## What to do
Pull out every line below that holds the word "structured".

## Data for this task
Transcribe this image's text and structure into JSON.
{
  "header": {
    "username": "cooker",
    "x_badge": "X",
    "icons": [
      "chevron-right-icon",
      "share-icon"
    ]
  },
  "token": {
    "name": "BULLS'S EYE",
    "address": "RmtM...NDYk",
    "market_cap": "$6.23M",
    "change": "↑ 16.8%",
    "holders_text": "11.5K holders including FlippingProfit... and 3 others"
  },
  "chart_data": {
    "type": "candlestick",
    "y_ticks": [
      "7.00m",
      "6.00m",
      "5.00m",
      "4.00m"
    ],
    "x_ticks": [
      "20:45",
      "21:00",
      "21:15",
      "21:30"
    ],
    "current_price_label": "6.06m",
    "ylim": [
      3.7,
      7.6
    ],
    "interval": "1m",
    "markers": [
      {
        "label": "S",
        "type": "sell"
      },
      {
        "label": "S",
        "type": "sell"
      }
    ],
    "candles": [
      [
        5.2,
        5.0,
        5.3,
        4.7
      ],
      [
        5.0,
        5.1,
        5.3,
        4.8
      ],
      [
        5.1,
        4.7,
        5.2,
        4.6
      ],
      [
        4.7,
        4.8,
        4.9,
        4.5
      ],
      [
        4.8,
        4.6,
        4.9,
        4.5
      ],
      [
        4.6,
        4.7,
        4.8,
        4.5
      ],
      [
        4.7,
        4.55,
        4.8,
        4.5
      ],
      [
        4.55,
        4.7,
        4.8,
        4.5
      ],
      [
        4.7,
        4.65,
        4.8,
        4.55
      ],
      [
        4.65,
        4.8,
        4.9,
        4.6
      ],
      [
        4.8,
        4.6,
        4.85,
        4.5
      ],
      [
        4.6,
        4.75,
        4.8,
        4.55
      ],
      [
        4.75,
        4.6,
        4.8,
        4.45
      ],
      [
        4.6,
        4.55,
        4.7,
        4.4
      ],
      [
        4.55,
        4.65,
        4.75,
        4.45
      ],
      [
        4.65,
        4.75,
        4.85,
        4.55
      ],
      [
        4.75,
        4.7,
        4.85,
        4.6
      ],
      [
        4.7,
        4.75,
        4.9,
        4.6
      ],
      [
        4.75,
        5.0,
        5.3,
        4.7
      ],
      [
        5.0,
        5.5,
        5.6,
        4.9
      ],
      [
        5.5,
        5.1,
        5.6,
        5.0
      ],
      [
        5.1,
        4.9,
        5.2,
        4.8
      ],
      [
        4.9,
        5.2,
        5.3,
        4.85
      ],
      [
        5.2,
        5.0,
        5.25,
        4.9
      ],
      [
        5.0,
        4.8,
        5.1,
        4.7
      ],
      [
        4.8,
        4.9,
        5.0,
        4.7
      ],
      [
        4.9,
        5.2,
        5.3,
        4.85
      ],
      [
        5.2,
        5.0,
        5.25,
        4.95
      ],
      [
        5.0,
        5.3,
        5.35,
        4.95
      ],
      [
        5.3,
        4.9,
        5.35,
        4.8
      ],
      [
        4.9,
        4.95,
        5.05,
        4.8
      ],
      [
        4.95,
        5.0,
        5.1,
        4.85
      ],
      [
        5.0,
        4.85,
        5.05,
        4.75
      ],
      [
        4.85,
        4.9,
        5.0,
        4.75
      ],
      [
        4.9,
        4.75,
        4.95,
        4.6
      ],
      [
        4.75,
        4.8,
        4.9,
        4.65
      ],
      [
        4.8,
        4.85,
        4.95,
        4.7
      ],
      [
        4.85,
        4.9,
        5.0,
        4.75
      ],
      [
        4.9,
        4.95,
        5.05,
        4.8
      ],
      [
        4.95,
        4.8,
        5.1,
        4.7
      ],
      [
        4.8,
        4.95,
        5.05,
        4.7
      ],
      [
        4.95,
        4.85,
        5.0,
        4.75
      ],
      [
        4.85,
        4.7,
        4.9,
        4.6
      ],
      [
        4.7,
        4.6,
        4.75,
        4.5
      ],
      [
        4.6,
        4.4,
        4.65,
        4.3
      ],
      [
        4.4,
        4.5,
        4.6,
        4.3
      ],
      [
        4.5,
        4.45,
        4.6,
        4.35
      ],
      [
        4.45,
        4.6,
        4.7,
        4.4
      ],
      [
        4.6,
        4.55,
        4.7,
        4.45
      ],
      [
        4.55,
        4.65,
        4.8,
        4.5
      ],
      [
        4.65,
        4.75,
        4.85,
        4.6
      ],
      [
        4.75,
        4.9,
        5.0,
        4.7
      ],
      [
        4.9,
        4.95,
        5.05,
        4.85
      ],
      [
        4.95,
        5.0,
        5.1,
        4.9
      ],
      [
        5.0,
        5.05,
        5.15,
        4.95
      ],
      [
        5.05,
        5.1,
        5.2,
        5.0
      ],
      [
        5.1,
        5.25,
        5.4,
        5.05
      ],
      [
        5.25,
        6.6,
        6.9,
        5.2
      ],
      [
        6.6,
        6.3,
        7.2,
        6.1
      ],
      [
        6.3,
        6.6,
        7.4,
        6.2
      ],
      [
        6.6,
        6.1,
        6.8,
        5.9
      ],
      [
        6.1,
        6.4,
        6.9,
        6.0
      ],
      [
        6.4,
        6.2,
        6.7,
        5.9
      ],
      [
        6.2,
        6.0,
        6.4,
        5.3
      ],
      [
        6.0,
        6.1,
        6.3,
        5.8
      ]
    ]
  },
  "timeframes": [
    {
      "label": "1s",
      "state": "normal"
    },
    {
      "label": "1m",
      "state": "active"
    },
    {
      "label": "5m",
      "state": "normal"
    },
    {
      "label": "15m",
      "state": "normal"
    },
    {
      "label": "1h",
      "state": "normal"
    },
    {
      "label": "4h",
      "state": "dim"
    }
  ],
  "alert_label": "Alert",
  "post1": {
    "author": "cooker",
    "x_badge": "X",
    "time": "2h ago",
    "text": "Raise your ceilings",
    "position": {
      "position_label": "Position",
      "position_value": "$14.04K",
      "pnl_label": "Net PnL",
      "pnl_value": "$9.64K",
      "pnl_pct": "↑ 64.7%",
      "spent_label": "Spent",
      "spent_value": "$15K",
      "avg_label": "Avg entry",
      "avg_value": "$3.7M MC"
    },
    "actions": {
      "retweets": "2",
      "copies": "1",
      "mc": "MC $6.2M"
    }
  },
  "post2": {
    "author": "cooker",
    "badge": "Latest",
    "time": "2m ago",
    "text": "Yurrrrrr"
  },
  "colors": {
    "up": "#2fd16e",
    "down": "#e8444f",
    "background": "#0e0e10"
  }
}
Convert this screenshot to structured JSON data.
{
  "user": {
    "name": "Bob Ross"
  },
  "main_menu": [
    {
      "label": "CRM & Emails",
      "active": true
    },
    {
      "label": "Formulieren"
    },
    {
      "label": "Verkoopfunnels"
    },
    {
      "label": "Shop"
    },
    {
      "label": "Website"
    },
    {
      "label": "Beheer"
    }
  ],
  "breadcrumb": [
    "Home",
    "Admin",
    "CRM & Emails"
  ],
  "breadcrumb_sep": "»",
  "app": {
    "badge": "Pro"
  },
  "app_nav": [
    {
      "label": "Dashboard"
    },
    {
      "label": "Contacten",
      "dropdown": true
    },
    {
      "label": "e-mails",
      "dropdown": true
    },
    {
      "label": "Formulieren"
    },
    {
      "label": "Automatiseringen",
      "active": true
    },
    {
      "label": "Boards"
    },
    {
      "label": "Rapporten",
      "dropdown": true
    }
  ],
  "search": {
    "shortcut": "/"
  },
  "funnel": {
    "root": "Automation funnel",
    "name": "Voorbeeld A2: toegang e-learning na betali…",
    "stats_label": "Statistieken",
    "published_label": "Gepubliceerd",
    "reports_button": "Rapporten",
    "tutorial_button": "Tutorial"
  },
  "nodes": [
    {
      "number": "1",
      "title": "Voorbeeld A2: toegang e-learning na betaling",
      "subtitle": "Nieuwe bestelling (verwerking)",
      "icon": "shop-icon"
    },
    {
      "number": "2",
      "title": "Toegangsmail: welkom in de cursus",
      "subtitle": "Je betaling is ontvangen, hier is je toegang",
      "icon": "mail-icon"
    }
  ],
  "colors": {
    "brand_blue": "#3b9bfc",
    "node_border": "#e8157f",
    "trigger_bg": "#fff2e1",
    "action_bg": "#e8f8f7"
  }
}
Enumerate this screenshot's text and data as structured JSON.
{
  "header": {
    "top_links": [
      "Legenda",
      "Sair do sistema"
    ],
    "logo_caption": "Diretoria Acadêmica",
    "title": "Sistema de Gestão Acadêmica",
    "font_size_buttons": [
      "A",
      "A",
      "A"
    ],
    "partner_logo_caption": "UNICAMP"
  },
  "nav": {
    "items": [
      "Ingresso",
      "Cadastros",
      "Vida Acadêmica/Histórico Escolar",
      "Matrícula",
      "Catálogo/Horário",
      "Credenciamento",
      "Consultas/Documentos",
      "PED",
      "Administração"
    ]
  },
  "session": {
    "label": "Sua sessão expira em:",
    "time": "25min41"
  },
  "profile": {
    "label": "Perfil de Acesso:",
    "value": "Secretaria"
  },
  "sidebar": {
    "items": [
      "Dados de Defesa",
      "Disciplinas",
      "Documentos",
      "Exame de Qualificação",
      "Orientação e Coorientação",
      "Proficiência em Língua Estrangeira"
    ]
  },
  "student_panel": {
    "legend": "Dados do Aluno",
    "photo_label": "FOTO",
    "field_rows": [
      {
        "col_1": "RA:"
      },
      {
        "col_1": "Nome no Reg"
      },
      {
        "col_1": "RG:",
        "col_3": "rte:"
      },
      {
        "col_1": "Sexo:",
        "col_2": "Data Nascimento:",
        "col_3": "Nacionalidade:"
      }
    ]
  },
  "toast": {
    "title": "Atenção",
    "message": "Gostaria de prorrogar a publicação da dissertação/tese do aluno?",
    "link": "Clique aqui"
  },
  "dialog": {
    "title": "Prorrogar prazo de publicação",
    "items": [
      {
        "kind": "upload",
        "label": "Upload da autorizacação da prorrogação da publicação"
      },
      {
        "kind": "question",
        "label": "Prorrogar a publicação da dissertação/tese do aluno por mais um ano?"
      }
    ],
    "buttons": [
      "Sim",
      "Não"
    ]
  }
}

## Result of this exercise
Convert this screenshot to structured JSON data.
Enumerate this screenshot's text and data as structured JSON.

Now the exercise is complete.